THE PROBLEM - Restate every entry word for word.

RECORDS SHOWN -
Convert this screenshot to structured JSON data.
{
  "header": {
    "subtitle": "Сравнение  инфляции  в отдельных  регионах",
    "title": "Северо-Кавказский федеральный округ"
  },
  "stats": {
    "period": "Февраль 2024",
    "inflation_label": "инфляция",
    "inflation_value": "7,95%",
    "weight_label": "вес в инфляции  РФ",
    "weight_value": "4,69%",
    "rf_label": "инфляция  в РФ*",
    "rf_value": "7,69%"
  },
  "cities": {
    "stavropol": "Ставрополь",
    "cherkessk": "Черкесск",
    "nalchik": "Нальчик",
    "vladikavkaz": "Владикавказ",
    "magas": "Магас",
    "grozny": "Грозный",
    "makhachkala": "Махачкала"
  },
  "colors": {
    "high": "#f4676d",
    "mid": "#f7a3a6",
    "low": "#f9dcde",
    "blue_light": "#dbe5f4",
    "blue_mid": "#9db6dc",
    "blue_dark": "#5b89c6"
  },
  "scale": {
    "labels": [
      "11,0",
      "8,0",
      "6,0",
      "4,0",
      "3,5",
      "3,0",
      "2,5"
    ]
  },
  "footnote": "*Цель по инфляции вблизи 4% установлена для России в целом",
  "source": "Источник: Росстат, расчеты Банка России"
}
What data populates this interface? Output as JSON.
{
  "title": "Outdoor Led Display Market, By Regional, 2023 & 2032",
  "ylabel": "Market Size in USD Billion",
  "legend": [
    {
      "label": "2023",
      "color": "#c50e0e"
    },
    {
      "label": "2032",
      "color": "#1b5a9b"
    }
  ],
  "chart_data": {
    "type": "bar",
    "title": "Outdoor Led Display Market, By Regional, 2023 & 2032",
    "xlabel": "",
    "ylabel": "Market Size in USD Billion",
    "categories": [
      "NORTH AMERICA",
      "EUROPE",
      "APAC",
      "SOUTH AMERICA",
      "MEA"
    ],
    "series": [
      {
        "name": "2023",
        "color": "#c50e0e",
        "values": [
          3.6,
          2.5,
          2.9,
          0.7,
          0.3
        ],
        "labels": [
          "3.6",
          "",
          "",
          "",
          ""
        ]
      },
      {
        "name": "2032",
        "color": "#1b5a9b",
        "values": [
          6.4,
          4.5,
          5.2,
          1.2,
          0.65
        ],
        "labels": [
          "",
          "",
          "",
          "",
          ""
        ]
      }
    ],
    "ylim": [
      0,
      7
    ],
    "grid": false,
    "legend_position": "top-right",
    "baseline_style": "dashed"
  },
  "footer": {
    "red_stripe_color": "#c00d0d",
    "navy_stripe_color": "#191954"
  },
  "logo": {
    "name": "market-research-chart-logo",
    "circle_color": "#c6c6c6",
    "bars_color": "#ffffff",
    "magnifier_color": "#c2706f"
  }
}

WRITTEN SOLUTION -
Convert this screenshot to structured JSON data.
{
  "header": {
    "subtitle": "Сравнение  инфляции  в отдельных  регионах",
    "title": "Северо-Кавказский федеральный округ"
  },
  "stats": {
    "period": "Февраль 2024",
    "inflation_label": "инфляция",
    "inflation_value": "7,95%",
    "weight_label": "вес в инфляции  РФ",
    "weight_value": "4,69%",
    "rf_label": "инфляция  в РФ*",
    "rf_value": "7,69%"
  },
  "cities": {
    "stavropol": "Ставрополь",
    "cherkessk": "Черкесск",
    "nalchik": "Нальчик",
    "vladikavkaz": "Владикавказ",
    "magas": "Магас",
    "grozny": "Грозный",
    "makhachkala": "Махачкала"
  },
  "colors": {
    "high": "#f4676d",
    "mid": "#f7a3a6",
    "low": "#f9dcde",
    "blue_light": "#dbe5f4",
    "blue_mid": "#9db6dc",
    "blue_dark": "#5b89c6"
  },
  "scale": {
    "labels": [
      "11,0",
      "8,0",
      "6,0",
      "4,0",
      "3,5",
      "3,0",
      "2,5"
    ]
  },
  "footnote": "*Цель по инфляции вблизи 4% установлена для России в целом",
  "source": "Источник: Росстат, расчеты Банка России"
}
What data populates this interface? Output as JSON.
{
  "title": "Outdoor Led Display Market, By Regional, 2023 & 2032",
  "ylabel": "Market Size in USD Billion",
  "legend": [
    {
      "label": "2023",
      "color": "#c50e0e"
    },
    {
      "label": "2032",
      "color": "#1b5a9b"
    }
  ],
  "chart_data": {
    "type": "bar",
    "title": "Outdoor Led Display Market, By Regional, 2023 & 2032",
    "xlabel": "",
    "ylabel": "Market Size in USD Billion",
    "categories": [
      "NORTH AMERICA",
      "EUROPE",
      "APAC",
      "SOUTH AMERICA",
      "MEA"
    ],
    "series": [
      {
        "name": "2023",
        "color": "#c50e0e",
        "values": [
          3.6,
          2.5,
          2.9,
          0.7,
          0.3
        ],
        "labels": [
          "3.6",
          "",
          "",
          "",
          ""
        ]
      },
      {
        "name": "2032",
        "color": "#1b5a9b",
        "values": [
          6.4,
          4.5,
          5.2,
          1.2,
          0.65
        ],
        "labels": [
          "",
          "",
          "",
          "",
          ""
        ]
      }
    ],
    "ylim": [
      0,
      7
    ],
    "grid": false,
    "legend_position": "top-right",
    "baseline_style": "dashed"
  },
  "footer": {
    "red_stripe_color": "#c00d0d",
    "navy_stripe_color": "#191954"
  },
  "logo": {
    "name": "market-research-chart-logo",
    "circle_color": "#c6c6c6",
    "bars_color": "#ffffff",
    "magnifier_color": "#c2706f"
  }
}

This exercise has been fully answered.